#### Problem:
Rewrite the records below, changing every "Real Time Data" to "Real-Time Data" and keeping everything else the same.

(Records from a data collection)

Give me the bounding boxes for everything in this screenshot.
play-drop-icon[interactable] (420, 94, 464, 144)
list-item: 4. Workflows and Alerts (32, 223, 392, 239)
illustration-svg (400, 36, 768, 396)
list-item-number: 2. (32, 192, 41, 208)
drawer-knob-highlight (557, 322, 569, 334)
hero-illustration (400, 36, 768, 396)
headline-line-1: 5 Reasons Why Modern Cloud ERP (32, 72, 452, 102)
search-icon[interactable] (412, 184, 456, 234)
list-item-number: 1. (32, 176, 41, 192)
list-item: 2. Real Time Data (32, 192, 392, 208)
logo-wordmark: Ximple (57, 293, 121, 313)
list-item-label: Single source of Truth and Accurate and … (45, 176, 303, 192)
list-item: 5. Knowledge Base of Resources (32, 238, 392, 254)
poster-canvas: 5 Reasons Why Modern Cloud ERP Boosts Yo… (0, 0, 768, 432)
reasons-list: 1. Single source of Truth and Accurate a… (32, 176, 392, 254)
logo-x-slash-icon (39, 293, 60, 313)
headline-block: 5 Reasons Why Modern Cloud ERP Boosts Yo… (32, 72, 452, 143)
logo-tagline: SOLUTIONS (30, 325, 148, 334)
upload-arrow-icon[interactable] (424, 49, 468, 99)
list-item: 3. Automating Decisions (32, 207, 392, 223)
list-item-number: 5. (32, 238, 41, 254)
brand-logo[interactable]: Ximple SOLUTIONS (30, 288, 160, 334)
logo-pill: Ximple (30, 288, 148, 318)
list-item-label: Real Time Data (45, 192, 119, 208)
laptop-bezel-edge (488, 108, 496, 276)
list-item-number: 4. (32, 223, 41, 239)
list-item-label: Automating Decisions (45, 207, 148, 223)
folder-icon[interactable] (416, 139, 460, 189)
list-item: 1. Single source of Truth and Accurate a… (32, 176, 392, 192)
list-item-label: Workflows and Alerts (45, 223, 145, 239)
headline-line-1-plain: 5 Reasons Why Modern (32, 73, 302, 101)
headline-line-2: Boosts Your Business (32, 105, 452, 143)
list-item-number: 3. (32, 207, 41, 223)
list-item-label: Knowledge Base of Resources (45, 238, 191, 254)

#### Response to the exercise:
Give me the bounding boxes for everything in this screenshot.
play-drop-icon[interactable] (420, 94, 464, 144)
list-item: 4. Workflows and Alerts (32, 223, 392, 239)
illustration-svg (400, 36, 768, 396)
list-item-number: 2. (32, 192, 41, 208)
drawer-knob-highlight (557, 322, 569, 334)
hero-illustration (400, 36, 768, 396)
headline-line-1: 5 Reasons Why Modern Cloud ERP (32, 72, 452, 102)
search-icon[interactable] (412, 184, 456, 234)
list-item-number: 1. (32, 176, 41, 192)
list-item: 2. Real-Time Data (32, 192, 392, 208)
logo-wordmark: Ximple (57, 293, 121, 313)
list-item-label: Single source of Truth and Accurate and … (45, 176, 303, 192)
list-item: 5. Knowledge Base of Resources (32, 238, 392, 254)
poster-canvas: 5 Reasons Why Modern Cloud ERP Boosts Yo… (0, 0, 768, 432)
reasons-list: 1. Single source of Truth and Accurate a… (32, 176, 392, 254)
logo-x-slash-icon (39, 293, 60, 313)
headline-block: 5 Reasons Why Modern Cloud ERP Boosts Yo… (32, 72, 452, 143)
logo-tagline: SOLUTIONS (30, 325, 148, 334)
upload-arrow-icon[interactable] (424, 49, 468, 99)
list-item: 3. Automating Decisions (32, 207, 392, 223)
list-item-number: 5. (32, 238, 41, 254)
brand-logo[interactable]: Ximple SOLUTIONS (30, 288, 160, 334)
logo-pill: Ximple (30, 288, 148, 318)
list-item-label: Real-Time Data (45, 192, 119, 208)
laptop-bezel-edge (488, 108, 496, 276)
list-item-number: 4. (32, 223, 41, 239)
list-item-label: Automating Decisions (45, 207, 148, 223)
folder-icon[interactable] (416, 139, 460, 189)
list-item: 1. Single source of Truth and Accurate a… (32, 176, 392, 192)
list-item-label: Workflows and Alerts (45, 223, 145, 239)
headline-line-1-plain: 5 Reasons Why Modern (32, 73, 302, 101)
headline-line-2: Boosts Your Business (32, 105, 452, 143)
list-item-number: 3. (32, 207, 41, 223)
list-item-label: Knowledge Base of Resources (45, 238, 191, 254)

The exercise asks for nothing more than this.